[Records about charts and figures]

···

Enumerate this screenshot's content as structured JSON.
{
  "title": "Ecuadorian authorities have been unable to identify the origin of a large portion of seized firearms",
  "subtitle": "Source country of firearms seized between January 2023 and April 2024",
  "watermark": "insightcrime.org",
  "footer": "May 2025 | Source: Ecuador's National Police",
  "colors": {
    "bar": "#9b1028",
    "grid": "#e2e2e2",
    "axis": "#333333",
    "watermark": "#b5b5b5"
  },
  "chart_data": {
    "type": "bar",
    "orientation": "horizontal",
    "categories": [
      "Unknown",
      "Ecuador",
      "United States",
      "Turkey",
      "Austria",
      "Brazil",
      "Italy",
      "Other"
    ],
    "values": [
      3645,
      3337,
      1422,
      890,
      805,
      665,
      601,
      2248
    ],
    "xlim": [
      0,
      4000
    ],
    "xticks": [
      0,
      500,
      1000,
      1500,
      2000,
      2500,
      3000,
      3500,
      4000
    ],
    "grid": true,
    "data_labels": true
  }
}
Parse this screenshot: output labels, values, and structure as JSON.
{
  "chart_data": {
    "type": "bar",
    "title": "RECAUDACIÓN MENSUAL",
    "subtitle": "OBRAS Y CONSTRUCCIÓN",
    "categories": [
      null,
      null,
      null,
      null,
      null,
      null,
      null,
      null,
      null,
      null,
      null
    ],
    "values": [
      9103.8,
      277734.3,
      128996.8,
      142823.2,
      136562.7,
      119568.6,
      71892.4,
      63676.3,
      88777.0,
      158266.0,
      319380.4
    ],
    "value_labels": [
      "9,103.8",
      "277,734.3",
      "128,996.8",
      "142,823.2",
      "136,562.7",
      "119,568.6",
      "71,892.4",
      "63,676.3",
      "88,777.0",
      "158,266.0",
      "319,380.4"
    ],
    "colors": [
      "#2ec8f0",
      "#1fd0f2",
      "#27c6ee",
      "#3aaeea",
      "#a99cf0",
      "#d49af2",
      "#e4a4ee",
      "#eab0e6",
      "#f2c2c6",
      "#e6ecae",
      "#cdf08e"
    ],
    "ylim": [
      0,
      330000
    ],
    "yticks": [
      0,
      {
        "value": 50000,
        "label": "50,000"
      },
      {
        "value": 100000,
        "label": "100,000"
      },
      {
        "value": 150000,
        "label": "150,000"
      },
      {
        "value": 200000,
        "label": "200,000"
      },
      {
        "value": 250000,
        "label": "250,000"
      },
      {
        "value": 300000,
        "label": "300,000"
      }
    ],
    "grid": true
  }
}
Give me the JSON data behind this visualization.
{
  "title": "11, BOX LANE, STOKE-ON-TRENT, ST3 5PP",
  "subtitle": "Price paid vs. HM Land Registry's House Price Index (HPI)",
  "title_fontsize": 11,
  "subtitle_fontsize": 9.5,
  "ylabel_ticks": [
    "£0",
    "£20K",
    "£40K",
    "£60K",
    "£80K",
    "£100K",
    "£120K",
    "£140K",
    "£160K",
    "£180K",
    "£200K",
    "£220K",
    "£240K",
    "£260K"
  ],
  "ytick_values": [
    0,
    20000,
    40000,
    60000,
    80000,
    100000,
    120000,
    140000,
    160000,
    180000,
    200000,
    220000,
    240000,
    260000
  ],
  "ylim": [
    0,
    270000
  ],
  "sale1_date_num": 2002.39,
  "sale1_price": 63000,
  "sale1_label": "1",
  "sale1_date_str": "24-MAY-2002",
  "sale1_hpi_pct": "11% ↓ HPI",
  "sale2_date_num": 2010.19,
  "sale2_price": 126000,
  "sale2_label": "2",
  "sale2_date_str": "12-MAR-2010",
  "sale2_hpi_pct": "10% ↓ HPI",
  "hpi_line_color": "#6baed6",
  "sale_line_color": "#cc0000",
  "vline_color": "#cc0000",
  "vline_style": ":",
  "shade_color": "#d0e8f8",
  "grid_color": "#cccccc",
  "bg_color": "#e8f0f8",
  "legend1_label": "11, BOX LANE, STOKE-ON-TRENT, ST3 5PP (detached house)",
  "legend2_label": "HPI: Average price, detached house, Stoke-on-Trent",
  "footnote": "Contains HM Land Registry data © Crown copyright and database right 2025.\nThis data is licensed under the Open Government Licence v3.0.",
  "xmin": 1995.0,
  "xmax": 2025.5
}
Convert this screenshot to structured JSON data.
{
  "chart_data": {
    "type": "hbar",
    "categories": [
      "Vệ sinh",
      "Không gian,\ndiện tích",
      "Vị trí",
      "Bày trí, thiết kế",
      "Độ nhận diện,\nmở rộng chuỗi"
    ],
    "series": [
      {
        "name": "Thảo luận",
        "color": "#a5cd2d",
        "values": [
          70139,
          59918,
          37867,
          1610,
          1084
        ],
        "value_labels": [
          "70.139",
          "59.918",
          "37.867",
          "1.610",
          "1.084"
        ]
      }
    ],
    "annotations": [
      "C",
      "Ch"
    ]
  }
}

···

__WHAT IS EXPECTED__:
Please repeat the material above, word for word and in full.

__EXERCISE OUTPUT__:
Enumerate this screenshot's content as structured JSON.
{
  "title": "Ecuadorian authorities have been unable to identify the origin of a large portion of seized firearms",
  "subtitle": "Source country of firearms seized between January 2023 and April 2024",
  "watermark": "insightcrime.org",
  "footer": "May 2025 | Source: Ecuador's National Police",
  "colors": {
    "bar": "#9b1028",
    "grid": "#e2e2e2",
    "axis": "#333333",
    "watermark": "#b5b5b5"
  },
  "chart_data": {
    "type": "bar",
    "orientation": "horizontal",
    "categories": [
      "Unknown",
      "Ecuador",
      "United States",
      "Turkey",
      "Austria",
      "Brazil",
      "Italy",
      "Other"
    ],
    "values": [
      3645,
      3337,
      1422,
      890,
      805,
      665,
      601,
      2248
    ],
    "xlim": [
      0,
      4000
    ],
    "xticks": [
      0,
      500,
      1000,
      1500,
      2000,
      2500,
      3000,
      3500,
      4000
    ],
    "grid": true,
    "data_labels": true
  }
}
Parse this screenshot: output labels, values, and structure as JSON.
{
  "chart_data": {
    "type": "bar",
    "title": "RECAUDACIÓN MENSUAL",
    "subtitle": "OBRAS Y CONSTRUCCIÓN",
    "categories": [
      null,
      null,
      null,
      null,
      null,
      null,
      null,
      null,
      null,
      null,
      null
    ],
    "values": [
      9103.8,
      277734.3,
      128996.8,
      142823.2,
      136562.7,
      119568.6,
      71892.4,
      63676.3,
      88777.0,
      158266.0,
      319380.4
    ],
    "value_labels": [
      "9,103.8",
      "277,734.3",
      "128,996.8",
      "142,823.2",
      "136,562.7",
      "119,568.6",
      "71,892.4",
      "63,676.3",
      "88,777.0",
      "158,266.0",
      "319,380.4"
    ],
    "colors": [
      "#2ec8f0",
      "#1fd0f2",
      "#27c6ee",
      "#3aaeea",
      "#a99cf0",
      "#d49af2",
      "#e4a4ee",
      "#eab0e6",
      "#f2c2c6",
      "#e6ecae",
      "#cdf08e"
    ],
    "ylim": [
      0,
      330000
    ],
    "yticks": [
      0,
      {
        "value": 50000,
        "label": "50,000"
      },
      {
        "value": 100000,
        "label": "100,000"
      },
      {
        "value": 150000,
        "label": "150,000"
      },
      {
        "value": 200000,
        "label": "200,000"
      },
      {
        "value": 250000,
        "label": "250,000"
      },
      {
        "value": 300000,
        "label": "300,000"
      }
    ],
    "grid": true
  }
}
Give me the JSON data behind this visualization.
{
  "title": "11, BOX LANE, STOKE-ON-TRENT, ST3 5PP",
  "subtitle": "Price paid vs. HM Land Registry's House Price Index (HPI)",
  "title_fontsize": 11,
  "subtitle_fontsize": 9.5,
  "ylabel_ticks": [
    "£0",
    "£20K",
    "£40K",
    "£60K",
    "£80K",
    "£100K",
    "£120K",
    "£140K",
    "£160K",
    "£180K",
    "£200K",
    "£220K",
    "£240K",
    "£260K"
  ],
  "ytick_values": [
    0,
    20000,
    40000,
    60000,
    80000,
    100000,
    120000,
    140000,
    160000,
    180000,
    200000,
    220000,
    240000,
    260000
  ],
  "ylim": [
    0,
    270000
  ],
  "sale1_date_num": 2002.39,
  "sale1_price": 63000,
  "sale1_label": "1",
  "sale1_date_str": "24-MAY-2002",
  "sale1_hpi_pct": "11% ↓ HPI",
  "sale2_date_num": 2010.19,
  "sale2_price": 126000,
  "sale2_label": "2",
  "sale2_date_str": "12-MAR-2010",
  "sale2_hpi_pct": "10% ↓ HPI",
  "hpi_line_color": "#6baed6",
  "sale_line_color": "#cc0000",
  "vline_color": "#cc0000",
  "vline_style": ":",
  "shade_color": "#d0e8f8",
  "grid_color": "#cccccc",
  "bg_color": "#e8f0f8",
  "legend1_label": "11, BOX LANE, STOKE-ON-TRENT, ST3 5PP (detached house)",
  "legend2_label": "HPI: Average price, detached house, Stoke-on-Trent",
  "footnote": "Contains HM Land Registry data © Crown copyright and database right 2025.\nThis data is licensed under the Open Government Licence v3.0.",
  "xmin": 1995.0,
  "xmax": 2025.5
}
Convert this screenshot to structured JSON data.
{
  "chart_data": {
    "type": "hbar",
    "categories": [
      "Vệ sinh",
      "Không gian,\ndiện tích",
      "Vị trí",
      "Bày trí, thiết kế",
      "Độ nhận diện,\nmở rộng chuỗi"
    ],
    "series": [
      {
        "name": "Thảo luận",
        "color": "#a5cd2d",
        "values": [
          70139,
          59918,
          37867,
          1610,
          1084
        ],
        "value_labels": [
          "70.139",
          "59.918",
          "37.867",
          "1.610",
          "1.084"
        ]
      }
    ],
    "annotations": [
      "C",
      "Ch"
    ]
  }
}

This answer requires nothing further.